Answer these questions from the M6 milestone issue below:
(a) Which milestone is M6 the successor to?
(b) Which API group and version does the issue give for the platform Activity capability?
(c) Which two query features are explicitly deferred as out of scope for M6?
══ Page text
Skip to content

M6: Audit & query (Activity capability + query ergonomics) #34

Description

@ecv

Milestone M6 of the physical inventory implementation plan, successor to M5 #30, under datum-cloud/enhancements#713. Final milestone of the plan.

Goal

Make inventory auditable (who changed what, when — as human-readable timelines) and queryable (find assets by attribute and topology) for operators. This closes the last two enhancement goals and turns the registry from "data is in there" into "operators can actually answer questions and trace changes".

Addresses enhancement goals: "Inventory supports audit history — who changed what and when" and "All inventory objects are queryable via API …".

Decisions (settled up front)

  • Audit mechanism: the platform Activity capability (activity.miloapis.com/v1alpha1), not raw audit logs alone. We author ActivityPolicy resources and emit Kubernetes Events; the Activity system translates audit logs + events into timelines. Mirrors dns-operator and network-services-operator.
  • Scope of this issue: the milo-os/inventory repo only. Client work (datumctl, staff-portal) is specified here but tracked as separate downstream issues in those repos (see Downstream).
  • Audience: staff / operators. Inventory is infra-facing and cluster-scoped on the Milo control plane. Timelines and read views target operators (staff-portal + datumctl), not per-project consumer surfaces. Activities are platform/org-scoped, not project-scoped.
  • Query ergonomics: printer columns + topology labels + field indexers. Server-side custom field selectors and aggregate/rollup endpoints are explicitly deferred (out of scope for M6).
════
══ Listing
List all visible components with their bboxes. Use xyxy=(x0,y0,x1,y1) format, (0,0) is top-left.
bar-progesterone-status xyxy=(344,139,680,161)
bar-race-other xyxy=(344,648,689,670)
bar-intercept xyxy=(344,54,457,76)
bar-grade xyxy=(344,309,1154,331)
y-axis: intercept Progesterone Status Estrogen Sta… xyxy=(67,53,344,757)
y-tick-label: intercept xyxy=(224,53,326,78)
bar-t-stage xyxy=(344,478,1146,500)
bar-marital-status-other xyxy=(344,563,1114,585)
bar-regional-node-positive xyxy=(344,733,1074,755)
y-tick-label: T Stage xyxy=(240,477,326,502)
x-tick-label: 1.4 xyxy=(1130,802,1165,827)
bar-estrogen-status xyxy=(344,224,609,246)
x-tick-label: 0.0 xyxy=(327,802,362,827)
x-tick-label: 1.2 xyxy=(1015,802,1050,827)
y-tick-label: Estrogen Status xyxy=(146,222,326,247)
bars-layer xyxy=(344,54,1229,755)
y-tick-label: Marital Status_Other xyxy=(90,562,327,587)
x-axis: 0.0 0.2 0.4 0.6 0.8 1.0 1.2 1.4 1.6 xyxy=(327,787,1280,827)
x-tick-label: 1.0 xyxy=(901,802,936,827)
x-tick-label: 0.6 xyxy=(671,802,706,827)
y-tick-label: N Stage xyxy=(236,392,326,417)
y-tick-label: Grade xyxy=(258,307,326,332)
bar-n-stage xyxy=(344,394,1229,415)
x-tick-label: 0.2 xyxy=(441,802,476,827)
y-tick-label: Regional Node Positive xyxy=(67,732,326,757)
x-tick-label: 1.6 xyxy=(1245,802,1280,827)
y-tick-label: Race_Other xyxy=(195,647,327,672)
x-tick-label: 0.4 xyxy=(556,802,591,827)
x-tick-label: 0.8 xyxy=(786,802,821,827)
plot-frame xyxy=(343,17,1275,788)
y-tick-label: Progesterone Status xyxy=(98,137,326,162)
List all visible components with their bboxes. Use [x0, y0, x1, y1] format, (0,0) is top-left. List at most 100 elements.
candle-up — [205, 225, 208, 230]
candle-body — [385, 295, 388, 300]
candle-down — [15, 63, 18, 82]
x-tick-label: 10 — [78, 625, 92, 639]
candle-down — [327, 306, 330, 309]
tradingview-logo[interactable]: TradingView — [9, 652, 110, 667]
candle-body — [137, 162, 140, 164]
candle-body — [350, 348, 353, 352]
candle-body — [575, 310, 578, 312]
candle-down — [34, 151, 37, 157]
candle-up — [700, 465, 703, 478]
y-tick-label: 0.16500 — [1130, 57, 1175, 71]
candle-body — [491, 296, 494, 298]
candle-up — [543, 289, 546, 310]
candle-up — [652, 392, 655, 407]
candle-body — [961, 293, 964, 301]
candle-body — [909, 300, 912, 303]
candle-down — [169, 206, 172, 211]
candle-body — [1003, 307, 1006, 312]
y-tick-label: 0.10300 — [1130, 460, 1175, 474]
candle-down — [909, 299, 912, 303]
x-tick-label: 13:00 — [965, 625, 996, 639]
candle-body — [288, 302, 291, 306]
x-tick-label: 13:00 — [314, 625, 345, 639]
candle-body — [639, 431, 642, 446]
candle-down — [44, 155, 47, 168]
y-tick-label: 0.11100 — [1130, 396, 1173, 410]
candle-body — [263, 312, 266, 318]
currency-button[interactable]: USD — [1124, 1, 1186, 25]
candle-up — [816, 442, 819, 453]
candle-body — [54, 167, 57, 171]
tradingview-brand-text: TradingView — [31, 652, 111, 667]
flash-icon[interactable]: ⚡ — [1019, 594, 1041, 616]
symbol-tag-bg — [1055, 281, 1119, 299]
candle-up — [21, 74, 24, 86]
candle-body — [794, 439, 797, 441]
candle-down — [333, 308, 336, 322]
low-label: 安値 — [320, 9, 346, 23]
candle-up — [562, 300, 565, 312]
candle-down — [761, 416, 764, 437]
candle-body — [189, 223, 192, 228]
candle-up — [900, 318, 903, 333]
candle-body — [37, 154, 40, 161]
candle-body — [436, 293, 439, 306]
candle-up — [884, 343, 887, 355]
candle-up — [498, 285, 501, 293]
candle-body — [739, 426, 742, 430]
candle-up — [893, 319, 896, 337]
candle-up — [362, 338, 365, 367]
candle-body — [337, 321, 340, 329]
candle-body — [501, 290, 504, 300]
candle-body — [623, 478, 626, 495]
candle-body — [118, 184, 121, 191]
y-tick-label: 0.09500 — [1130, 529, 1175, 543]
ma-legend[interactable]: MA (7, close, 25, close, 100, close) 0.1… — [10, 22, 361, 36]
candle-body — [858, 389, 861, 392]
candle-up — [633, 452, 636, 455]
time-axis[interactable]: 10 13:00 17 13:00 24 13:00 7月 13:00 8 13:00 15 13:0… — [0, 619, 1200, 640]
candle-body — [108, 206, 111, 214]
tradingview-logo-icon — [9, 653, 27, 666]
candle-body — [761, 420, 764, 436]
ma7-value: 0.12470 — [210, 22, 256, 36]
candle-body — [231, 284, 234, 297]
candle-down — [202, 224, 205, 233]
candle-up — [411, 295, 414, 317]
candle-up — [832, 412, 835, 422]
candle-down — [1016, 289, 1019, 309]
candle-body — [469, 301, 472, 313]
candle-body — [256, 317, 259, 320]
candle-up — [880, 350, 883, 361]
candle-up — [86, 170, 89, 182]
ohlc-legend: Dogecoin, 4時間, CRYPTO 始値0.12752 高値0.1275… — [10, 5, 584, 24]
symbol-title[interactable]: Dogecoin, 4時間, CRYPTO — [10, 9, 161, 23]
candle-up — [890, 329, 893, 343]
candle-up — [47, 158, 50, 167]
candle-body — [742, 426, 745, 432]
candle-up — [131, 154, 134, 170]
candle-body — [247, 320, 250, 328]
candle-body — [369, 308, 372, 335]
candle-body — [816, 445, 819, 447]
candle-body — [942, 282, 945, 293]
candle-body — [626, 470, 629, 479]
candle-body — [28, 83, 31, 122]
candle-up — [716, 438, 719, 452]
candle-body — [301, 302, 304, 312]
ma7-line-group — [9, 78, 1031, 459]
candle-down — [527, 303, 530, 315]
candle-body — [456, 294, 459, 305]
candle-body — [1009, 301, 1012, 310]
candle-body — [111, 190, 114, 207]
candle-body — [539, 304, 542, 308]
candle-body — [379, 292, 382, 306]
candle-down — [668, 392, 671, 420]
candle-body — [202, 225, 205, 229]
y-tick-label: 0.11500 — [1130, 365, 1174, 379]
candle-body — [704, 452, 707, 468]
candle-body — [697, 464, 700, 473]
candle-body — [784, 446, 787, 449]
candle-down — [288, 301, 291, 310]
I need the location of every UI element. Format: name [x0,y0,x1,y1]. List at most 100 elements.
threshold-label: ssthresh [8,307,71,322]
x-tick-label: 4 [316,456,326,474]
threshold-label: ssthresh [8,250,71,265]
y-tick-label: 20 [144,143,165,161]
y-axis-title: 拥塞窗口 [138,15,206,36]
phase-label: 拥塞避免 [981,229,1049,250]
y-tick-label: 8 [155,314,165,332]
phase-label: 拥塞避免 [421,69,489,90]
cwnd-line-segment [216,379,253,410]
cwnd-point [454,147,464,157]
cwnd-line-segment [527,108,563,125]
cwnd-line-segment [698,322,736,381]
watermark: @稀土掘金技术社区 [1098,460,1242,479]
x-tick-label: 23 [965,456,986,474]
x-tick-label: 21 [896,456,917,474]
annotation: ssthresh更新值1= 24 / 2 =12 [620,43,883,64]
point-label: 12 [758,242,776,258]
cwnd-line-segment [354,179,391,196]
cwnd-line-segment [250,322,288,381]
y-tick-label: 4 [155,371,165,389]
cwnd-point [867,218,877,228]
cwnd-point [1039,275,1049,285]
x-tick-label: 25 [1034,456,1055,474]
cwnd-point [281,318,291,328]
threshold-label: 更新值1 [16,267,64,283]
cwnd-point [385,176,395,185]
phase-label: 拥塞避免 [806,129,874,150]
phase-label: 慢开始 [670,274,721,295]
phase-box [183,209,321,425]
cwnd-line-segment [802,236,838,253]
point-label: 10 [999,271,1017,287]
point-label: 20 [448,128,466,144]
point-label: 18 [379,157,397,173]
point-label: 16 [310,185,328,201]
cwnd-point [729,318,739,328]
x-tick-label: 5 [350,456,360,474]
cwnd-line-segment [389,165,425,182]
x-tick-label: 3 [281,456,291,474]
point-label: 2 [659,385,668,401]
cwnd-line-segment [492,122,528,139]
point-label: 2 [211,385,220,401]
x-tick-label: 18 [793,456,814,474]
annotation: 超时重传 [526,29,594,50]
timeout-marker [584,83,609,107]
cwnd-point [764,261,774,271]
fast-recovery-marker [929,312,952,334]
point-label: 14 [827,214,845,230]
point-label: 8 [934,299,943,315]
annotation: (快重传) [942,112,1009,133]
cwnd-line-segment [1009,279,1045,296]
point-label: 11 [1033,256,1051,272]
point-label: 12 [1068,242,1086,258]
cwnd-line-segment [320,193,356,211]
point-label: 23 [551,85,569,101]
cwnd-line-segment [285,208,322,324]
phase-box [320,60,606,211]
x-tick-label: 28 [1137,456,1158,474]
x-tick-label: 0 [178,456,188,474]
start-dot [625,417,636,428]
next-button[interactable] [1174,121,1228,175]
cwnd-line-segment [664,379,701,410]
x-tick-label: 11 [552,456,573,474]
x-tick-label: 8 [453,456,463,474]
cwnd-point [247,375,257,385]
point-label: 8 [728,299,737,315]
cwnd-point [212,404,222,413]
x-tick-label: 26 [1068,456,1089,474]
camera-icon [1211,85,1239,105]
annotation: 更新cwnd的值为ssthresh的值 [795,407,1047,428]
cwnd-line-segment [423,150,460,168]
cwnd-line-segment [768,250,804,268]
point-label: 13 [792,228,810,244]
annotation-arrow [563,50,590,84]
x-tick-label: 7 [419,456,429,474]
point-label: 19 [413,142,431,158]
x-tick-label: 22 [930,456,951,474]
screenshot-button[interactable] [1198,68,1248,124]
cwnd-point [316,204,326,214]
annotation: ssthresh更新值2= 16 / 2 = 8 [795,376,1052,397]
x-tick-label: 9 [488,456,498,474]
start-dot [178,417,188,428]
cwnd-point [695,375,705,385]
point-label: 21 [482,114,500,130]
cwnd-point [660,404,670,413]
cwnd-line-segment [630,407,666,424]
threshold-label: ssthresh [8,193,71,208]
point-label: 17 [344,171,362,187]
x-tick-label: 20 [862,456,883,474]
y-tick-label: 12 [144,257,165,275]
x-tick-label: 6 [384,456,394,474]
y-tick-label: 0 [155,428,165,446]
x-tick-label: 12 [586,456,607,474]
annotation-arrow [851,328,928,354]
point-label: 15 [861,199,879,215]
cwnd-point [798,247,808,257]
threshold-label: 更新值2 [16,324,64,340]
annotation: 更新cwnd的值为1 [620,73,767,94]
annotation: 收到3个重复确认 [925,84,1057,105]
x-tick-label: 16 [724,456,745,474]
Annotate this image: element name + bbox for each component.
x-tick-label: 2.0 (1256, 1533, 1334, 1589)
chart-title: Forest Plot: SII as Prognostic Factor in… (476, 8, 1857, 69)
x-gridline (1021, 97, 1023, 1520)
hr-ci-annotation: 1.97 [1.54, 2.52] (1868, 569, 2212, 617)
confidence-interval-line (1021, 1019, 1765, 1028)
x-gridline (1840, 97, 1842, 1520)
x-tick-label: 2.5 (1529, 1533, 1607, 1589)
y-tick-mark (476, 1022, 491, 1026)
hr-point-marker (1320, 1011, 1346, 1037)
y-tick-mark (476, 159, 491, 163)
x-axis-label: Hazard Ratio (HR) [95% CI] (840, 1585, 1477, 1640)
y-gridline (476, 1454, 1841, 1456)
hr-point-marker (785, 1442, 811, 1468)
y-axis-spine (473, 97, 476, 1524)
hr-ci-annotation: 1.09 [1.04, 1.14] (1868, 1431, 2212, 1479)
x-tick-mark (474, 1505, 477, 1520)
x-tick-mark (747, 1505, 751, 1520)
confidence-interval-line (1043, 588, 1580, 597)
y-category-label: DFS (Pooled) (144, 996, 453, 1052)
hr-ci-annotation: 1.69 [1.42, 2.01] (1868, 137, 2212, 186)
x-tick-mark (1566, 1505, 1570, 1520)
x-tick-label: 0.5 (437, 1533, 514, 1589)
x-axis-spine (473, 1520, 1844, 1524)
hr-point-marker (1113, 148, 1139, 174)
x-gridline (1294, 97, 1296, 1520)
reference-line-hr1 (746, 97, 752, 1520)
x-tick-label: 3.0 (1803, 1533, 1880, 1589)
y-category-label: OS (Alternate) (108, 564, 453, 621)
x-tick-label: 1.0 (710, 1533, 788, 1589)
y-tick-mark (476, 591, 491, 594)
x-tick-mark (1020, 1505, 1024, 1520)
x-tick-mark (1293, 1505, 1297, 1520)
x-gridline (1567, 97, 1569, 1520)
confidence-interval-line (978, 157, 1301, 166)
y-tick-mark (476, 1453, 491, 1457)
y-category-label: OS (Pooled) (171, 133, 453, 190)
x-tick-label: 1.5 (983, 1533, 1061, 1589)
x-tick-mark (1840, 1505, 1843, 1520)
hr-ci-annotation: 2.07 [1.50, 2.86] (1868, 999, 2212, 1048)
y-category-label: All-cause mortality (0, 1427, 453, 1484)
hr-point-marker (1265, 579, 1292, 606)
════
## Result below
(a) M5 #30
(b) activity.miloapis.com/v1alpha1
(c) Server-side custom field selectors and aggregate/rollup endpoints